* EXERCISE REQUIREMENTS
Read the listing and extract each line that includes the word "conduire".

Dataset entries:

⁂

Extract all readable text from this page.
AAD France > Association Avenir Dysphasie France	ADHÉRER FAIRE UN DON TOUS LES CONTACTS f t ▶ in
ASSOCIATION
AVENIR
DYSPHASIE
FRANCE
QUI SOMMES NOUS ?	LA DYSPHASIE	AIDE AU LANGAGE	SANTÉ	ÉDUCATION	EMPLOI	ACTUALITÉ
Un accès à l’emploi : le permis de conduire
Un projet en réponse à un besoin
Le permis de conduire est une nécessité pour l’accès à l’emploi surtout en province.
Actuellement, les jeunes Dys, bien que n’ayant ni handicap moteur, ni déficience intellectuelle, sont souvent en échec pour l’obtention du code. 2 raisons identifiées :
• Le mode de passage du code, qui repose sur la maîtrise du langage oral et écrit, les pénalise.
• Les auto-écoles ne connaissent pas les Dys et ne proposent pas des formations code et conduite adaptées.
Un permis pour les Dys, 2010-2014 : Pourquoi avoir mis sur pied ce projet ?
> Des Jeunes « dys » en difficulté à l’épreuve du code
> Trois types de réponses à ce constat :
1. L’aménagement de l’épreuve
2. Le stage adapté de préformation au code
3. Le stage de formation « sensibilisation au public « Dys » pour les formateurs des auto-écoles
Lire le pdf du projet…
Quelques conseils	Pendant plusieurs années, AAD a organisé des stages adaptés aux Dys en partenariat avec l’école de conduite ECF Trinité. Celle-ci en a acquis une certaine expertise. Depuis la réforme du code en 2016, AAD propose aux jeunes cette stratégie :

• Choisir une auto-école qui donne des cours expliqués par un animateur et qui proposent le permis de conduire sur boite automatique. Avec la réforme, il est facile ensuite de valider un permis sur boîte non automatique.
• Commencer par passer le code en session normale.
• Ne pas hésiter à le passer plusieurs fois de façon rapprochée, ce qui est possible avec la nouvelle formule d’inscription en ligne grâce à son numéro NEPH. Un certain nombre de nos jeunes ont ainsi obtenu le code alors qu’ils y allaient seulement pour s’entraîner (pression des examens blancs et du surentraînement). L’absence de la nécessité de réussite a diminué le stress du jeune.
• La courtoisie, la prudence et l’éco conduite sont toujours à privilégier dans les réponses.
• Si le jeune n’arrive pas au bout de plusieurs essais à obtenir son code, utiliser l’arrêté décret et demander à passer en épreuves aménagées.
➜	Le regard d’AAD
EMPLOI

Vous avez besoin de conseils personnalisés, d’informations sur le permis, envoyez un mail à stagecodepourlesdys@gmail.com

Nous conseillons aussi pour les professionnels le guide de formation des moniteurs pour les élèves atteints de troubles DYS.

⁂

* TASK RESULT
Un accès à l’emploi : le permis de conduire
Le permis de conduire est une nécessité pour l’accès à l’emploi surtout en province.
• Choisir une auto-école qui donne des cours expliqués par un animateur et qui proposent le permis de conduire sur boite automatique. Avec la réforme, il est facile ensuite de valider un permis sur boîte non automatique.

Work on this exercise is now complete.